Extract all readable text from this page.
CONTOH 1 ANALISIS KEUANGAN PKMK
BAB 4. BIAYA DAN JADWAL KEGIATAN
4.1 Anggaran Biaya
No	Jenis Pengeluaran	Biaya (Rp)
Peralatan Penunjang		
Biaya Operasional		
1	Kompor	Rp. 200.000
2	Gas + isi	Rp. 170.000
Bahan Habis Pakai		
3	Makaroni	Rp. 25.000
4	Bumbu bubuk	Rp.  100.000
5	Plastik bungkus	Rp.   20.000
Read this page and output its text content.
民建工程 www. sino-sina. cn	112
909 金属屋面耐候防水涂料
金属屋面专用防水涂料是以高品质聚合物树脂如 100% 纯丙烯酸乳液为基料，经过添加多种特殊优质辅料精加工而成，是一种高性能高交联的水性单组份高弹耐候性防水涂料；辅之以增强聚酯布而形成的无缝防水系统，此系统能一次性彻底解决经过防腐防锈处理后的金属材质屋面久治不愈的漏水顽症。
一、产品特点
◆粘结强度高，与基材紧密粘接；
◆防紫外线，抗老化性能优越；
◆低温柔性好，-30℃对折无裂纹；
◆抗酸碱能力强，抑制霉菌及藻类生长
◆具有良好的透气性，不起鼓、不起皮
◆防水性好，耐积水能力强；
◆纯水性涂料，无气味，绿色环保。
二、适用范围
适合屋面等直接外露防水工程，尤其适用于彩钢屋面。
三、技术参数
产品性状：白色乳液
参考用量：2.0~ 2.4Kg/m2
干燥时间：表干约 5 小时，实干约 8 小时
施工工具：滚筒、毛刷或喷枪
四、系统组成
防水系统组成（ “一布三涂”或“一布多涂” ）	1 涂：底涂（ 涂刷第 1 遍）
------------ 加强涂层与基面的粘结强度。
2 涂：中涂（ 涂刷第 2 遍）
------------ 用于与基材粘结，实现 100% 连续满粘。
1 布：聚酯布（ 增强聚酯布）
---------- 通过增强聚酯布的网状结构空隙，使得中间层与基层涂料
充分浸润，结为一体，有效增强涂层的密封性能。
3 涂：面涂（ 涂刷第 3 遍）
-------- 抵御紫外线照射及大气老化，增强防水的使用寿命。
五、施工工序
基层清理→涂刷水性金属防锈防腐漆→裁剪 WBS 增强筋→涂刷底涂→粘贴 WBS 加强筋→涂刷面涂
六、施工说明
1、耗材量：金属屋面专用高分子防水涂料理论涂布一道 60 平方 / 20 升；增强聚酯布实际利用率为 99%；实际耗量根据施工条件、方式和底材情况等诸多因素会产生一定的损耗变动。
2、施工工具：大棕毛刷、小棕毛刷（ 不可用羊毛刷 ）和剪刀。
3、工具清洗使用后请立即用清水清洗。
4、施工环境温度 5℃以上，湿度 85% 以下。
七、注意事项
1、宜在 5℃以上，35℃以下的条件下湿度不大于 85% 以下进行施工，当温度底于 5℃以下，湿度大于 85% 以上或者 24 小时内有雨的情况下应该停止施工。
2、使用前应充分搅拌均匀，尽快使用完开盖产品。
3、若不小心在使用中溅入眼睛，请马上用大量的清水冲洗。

■ ■ ■ ■ ■ ■ ■

▸ **TASK TO CARRY OUT**
Extract all the material, leaving every line as it is.

▸ **SOLUTION FOR THIS EXERCISE**
Extract all readable text from this page.
CONTOH 1 ANALISIS KEUANGAN PKMK
BAB 4. BIAYA DAN JADWAL KEGIATAN
4.1 Anggaran Biaya
No	Jenis Pengeluaran	Biaya (Rp)
Peralatan Penunjang		
Biaya Operasional		
1	Kompor	Rp. 200.000
2	Gas + isi	Rp. 170.000
Bahan Habis Pakai		
3	Makaroni	Rp. 25.000
4	Bumbu bubuk	Rp.  100.000
5	Plastik bungkus	Rp.   20.000
Read this page and output its text content.
民建工程 www. sino-sina. cn	112
909 金属屋面耐候防水涂料
金属屋面专用防水涂料是以高品质聚合物树脂如 100% 纯丙烯酸乳液为基料，经过添加多种特殊优质辅料精加工而成，是一种高性能高交联的水性单组份高弹耐候性防水涂料；辅之以增强聚酯布而形成的无缝防水系统，此系统能一次性彻底解决经过防腐防锈处理后的金属材质屋面久治不愈的漏水顽症。
一、产品特点
◆粘结强度高，与基材紧密粘接；
◆防紫外线，抗老化性能优越；
◆低温柔性好，-30℃对折无裂纹；
◆抗酸碱能力强，抑制霉菌及藻类生长
◆具有良好的透气性，不起鼓、不起皮
◆防水性好，耐积水能力强；
◆纯水性涂料，无气味，绿色环保。
二、适用范围
适合屋面等直接外露防水工程，尤其适用于彩钢屋面。
三、技术参数
产品性状：白色乳液
参考用量：2.0~ 2.4Kg/m2
干燥时间：表干约 5 小时，实干约 8 小时
施工工具：滚筒、毛刷或喷枪
四、系统组成
防水系统组成（ “一布三涂”或“一布多涂” ）	1 涂：底涂（ 涂刷第 1 遍）
------------ 加强涂层与基面的粘结强度。
2 涂：中涂（ 涂刷第 2 遍）
------------ 用于与基材粘结，实现 100% 连续满粘。
1 布：聚酯布（ 增强聚酯布）
---------- 通过增强聚酯布的网状结构空隙，使得中间层与基层涂料
充分浸润，结为一体，有效增强涂层的密封性能。
3 涂：面涂（ 涂刷第 3 遍）
-------- 抵御紫外线照射及大气老化，增强防水的使用寿命。
五、施工工序
基层清理→涂刷水性金属防锈防腐漆→裁剪 WBS 增强筋→涂刷底涂→粘贴 WBS 加强筋→涂刷面涂
六、施工说明
1、耗材量：金属屋面专用高分子防水涂料理论涂布一道 60 平方 / 20 升；增强聚酯布实际利用率为 99%；实际耗量根据施工条件、方式和底材情况等诸多因素会产生一定的损耗变动。
2、施工工具：大棕毛刷、小棕毛刷（ 不可用羊毛刷 ）和剪刀。
3、工具清洗使用后请立即用清水清洗。
4、施工环境温度 5℃以上，湿度 85% 以下。
七、注意事项
1、宜在 5℃以上，35℃以下的条件下湿度不大于 85% 以下进行施工，当温度底于 5℃以下，湿度大于 85% 以上或者 24 小时内有雨的情况下应该停止施工。
2、使用前应充分搅拌均匀，尽快使用完开盖产品。
3、若不小心在使用中溅入眼睛，请马上用大量的清水冲洗。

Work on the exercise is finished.